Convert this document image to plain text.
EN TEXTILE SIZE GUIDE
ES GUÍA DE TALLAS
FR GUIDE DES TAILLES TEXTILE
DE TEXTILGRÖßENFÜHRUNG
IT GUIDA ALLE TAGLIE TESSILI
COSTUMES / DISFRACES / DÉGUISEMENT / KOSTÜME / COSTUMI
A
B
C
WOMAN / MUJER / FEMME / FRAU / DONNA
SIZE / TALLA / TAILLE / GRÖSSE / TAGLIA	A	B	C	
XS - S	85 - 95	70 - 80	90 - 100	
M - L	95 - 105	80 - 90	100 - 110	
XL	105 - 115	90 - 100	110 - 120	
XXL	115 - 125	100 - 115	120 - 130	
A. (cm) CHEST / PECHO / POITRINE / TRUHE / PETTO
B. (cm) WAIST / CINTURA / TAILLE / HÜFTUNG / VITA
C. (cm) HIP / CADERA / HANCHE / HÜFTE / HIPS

==

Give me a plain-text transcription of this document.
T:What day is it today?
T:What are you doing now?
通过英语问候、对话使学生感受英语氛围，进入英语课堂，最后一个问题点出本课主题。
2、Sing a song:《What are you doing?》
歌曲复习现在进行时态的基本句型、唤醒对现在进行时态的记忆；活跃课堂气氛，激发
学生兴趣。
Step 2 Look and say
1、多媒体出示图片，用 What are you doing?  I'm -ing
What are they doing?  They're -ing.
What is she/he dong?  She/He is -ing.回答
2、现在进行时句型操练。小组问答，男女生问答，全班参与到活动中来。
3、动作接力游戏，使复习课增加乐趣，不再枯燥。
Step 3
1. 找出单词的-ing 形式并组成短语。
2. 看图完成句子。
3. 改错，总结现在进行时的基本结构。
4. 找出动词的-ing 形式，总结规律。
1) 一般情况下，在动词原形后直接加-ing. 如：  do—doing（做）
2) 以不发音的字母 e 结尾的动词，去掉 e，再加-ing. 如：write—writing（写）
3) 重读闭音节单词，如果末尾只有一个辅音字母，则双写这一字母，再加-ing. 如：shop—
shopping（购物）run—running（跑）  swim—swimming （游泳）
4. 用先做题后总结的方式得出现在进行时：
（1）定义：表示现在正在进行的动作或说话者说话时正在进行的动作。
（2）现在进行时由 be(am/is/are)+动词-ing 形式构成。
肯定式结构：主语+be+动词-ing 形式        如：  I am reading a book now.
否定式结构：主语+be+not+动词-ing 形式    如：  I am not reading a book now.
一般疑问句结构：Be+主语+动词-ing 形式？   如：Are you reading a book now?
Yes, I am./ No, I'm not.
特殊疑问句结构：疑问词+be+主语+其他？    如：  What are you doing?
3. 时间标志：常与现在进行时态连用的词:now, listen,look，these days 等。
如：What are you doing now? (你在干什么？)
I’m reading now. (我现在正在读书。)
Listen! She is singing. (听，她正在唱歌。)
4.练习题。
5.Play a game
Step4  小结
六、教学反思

▶ [PROBLEM TO SOLVE]: In the entries above, locate every line with the word "this" and copy it.

▶ [FULL RESPONSE]:
Convert this document image to plain text.
Give me a plain-text transcription of this document.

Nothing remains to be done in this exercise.